* _DIRECTIONS_:
Reply only with how many lines contain the word "voltage".

* _INPUT RECORDS_:
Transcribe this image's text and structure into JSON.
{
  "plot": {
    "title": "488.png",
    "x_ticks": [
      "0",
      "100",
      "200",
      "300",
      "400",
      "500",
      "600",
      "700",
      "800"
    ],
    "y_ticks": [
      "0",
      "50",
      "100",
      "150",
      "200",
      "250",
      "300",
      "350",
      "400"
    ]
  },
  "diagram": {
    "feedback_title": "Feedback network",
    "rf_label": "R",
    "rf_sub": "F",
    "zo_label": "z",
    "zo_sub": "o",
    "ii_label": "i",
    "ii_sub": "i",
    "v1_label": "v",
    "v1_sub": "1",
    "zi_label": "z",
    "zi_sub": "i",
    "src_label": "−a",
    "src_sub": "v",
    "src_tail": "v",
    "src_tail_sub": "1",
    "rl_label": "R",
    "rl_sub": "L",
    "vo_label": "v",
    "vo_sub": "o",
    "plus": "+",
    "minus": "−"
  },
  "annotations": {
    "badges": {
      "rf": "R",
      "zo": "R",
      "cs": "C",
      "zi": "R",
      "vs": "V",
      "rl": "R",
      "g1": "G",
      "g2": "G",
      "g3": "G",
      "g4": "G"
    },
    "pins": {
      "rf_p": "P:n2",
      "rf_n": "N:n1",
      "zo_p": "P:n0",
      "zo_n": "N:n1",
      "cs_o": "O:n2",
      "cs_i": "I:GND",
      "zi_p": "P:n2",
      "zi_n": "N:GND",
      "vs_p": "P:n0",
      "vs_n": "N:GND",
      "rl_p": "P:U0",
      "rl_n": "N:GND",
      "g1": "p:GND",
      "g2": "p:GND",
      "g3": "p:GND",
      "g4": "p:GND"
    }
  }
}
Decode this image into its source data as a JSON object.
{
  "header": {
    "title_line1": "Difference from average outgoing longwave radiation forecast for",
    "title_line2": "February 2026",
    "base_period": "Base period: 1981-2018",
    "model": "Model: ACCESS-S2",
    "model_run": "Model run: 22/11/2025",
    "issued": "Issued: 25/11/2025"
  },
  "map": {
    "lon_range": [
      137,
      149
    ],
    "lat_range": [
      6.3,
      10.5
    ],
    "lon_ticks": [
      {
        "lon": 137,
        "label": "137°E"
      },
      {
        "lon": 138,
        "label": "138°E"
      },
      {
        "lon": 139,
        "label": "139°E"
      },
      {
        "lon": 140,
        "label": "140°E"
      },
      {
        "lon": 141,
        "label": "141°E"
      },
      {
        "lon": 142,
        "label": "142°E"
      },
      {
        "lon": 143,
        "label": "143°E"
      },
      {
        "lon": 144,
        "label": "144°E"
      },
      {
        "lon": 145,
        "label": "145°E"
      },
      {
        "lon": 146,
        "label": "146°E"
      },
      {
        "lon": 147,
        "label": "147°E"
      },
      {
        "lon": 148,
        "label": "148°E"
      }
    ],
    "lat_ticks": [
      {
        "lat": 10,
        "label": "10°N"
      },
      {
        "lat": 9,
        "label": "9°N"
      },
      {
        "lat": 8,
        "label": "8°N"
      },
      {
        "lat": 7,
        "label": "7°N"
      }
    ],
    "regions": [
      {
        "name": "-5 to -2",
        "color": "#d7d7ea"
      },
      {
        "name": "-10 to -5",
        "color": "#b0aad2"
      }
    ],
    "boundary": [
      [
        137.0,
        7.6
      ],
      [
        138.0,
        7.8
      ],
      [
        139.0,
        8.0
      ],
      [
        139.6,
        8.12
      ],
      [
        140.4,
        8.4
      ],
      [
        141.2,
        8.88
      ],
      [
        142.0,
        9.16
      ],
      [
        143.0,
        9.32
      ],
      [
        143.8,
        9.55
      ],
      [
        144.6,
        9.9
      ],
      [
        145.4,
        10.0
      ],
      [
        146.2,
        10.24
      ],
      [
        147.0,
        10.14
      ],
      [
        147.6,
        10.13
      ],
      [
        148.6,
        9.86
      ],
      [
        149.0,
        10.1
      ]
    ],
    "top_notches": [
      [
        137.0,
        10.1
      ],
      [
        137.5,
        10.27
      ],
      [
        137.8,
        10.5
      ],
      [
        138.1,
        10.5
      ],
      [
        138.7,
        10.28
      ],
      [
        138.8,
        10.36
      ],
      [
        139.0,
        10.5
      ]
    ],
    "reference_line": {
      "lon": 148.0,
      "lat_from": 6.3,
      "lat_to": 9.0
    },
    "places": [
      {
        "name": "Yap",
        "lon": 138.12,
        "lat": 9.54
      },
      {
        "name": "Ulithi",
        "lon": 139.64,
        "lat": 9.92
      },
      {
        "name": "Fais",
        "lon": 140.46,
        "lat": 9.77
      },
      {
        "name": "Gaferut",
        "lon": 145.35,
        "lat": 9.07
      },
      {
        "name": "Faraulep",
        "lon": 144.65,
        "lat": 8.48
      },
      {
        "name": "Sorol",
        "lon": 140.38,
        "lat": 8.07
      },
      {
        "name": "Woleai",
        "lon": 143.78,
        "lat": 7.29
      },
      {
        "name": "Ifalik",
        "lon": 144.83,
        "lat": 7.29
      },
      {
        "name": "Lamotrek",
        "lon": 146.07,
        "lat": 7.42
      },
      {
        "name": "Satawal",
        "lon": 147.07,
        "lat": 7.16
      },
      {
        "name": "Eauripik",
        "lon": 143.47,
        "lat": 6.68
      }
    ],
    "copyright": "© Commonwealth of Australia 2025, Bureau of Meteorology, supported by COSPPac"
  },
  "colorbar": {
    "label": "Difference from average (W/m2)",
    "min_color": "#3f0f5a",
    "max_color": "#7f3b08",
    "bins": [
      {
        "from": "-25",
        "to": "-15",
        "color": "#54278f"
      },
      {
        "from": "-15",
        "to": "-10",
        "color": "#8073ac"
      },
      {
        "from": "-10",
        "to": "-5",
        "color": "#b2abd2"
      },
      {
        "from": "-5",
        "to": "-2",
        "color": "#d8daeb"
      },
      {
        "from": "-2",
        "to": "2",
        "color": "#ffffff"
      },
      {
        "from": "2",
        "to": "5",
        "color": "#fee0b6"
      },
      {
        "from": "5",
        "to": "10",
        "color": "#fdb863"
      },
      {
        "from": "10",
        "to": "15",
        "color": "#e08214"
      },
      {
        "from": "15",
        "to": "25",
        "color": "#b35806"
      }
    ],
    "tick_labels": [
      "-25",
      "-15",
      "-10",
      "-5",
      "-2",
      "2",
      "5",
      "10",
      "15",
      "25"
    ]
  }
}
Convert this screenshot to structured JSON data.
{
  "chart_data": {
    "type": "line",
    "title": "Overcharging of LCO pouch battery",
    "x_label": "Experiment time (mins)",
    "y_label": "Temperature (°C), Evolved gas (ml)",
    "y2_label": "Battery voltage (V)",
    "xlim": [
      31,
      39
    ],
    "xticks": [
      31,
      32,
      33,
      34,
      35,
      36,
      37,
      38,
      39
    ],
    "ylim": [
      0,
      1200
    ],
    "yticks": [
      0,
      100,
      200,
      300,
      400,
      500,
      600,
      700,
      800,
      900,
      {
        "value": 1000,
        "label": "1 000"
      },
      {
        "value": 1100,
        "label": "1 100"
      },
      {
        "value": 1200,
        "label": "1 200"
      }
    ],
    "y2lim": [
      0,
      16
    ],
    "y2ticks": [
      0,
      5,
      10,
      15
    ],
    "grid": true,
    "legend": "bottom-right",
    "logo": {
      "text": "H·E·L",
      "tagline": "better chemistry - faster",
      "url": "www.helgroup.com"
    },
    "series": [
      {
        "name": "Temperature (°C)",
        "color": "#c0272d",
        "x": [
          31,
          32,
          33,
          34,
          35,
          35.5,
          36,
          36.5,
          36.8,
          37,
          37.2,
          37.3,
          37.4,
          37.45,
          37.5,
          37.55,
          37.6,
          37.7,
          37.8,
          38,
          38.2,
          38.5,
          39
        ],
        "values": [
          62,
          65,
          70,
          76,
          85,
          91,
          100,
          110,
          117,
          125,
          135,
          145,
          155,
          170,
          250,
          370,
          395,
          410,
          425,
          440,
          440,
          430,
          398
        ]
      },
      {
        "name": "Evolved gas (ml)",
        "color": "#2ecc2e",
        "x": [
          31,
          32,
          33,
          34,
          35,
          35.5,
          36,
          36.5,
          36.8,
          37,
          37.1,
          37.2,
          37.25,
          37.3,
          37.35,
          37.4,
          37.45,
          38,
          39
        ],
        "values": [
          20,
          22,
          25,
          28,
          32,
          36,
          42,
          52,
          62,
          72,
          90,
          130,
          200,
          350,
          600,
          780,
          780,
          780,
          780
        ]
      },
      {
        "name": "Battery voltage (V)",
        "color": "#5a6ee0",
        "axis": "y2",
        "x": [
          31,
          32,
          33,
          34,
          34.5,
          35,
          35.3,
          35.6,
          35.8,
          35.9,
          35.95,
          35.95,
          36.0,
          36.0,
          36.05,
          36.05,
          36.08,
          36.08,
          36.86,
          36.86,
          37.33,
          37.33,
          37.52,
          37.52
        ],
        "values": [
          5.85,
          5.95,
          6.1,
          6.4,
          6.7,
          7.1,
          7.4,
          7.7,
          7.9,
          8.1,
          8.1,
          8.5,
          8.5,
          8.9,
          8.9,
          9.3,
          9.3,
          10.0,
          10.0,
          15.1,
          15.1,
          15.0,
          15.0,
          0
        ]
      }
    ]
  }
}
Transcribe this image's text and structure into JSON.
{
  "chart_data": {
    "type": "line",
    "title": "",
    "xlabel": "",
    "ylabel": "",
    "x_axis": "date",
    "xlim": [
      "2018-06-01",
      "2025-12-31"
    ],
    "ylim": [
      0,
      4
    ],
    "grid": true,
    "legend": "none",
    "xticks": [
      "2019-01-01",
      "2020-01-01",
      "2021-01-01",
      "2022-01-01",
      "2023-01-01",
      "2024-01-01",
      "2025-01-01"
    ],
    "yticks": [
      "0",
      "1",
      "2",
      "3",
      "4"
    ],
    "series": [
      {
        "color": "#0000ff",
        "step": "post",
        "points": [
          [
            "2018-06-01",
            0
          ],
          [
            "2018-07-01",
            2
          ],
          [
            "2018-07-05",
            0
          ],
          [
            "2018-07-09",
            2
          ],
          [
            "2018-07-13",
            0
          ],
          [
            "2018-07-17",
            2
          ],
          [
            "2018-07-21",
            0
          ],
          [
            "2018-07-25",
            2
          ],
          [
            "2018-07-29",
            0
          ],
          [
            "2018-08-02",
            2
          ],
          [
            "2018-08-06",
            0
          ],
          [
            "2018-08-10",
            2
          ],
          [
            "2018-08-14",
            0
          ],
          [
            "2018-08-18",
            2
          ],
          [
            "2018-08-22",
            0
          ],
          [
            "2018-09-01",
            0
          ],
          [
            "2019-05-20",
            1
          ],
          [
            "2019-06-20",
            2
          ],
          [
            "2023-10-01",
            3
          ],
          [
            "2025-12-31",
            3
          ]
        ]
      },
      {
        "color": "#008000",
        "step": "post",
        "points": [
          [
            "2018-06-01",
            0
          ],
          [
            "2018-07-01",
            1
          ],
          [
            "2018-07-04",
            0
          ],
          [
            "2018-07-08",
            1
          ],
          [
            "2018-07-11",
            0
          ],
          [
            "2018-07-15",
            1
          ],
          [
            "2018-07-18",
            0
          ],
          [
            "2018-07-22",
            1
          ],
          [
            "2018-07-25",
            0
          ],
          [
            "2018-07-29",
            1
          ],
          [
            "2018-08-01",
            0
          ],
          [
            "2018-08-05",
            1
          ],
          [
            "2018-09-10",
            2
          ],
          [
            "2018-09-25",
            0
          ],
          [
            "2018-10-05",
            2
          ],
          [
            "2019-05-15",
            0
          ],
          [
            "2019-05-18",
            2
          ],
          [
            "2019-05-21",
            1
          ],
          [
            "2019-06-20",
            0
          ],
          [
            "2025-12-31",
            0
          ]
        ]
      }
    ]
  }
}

* _CORRECT RESULT_:
2